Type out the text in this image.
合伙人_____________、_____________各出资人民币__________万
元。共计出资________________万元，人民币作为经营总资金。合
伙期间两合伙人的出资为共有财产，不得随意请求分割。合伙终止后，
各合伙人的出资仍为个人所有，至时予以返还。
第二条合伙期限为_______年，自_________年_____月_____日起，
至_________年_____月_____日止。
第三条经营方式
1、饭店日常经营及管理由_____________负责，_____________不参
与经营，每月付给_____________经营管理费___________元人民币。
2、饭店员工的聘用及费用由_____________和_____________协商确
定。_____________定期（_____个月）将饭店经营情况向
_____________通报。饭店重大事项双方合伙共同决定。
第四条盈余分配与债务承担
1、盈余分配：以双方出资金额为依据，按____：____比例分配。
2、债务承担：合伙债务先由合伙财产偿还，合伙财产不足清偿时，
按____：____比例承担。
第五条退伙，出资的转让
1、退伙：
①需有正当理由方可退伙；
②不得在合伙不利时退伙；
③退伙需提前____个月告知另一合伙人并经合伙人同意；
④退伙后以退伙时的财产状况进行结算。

──────

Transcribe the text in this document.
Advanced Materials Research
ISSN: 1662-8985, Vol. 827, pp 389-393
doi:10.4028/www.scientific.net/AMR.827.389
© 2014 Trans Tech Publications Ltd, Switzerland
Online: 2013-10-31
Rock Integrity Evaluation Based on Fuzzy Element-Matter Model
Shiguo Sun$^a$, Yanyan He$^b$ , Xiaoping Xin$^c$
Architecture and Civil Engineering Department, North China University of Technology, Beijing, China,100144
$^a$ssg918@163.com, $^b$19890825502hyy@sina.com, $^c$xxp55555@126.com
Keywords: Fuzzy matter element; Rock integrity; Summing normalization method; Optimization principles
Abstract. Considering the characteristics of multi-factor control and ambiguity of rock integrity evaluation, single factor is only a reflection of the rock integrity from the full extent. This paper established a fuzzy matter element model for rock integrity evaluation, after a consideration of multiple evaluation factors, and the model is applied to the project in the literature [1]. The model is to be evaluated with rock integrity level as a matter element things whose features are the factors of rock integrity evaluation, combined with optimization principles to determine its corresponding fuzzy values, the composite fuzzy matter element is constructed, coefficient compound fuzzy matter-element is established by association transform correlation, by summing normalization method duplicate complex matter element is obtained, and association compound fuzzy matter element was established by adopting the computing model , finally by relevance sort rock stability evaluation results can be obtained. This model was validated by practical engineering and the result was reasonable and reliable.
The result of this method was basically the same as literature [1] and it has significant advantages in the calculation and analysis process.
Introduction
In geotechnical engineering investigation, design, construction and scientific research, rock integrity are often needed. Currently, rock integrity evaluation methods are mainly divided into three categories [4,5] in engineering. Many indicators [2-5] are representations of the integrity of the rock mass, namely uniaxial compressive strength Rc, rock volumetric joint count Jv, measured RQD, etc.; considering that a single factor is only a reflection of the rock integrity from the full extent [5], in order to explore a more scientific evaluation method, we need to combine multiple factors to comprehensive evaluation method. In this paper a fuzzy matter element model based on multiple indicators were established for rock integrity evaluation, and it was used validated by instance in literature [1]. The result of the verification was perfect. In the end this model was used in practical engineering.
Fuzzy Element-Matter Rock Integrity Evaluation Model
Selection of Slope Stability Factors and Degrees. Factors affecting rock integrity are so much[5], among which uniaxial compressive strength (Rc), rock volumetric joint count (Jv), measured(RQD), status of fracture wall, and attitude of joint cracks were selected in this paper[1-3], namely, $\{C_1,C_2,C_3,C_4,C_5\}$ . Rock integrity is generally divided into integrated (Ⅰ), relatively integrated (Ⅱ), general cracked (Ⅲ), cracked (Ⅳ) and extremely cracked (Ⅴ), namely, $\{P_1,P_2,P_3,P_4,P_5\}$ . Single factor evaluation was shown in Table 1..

──────

Report only how many lines in the records contain the word "uniaxial".

2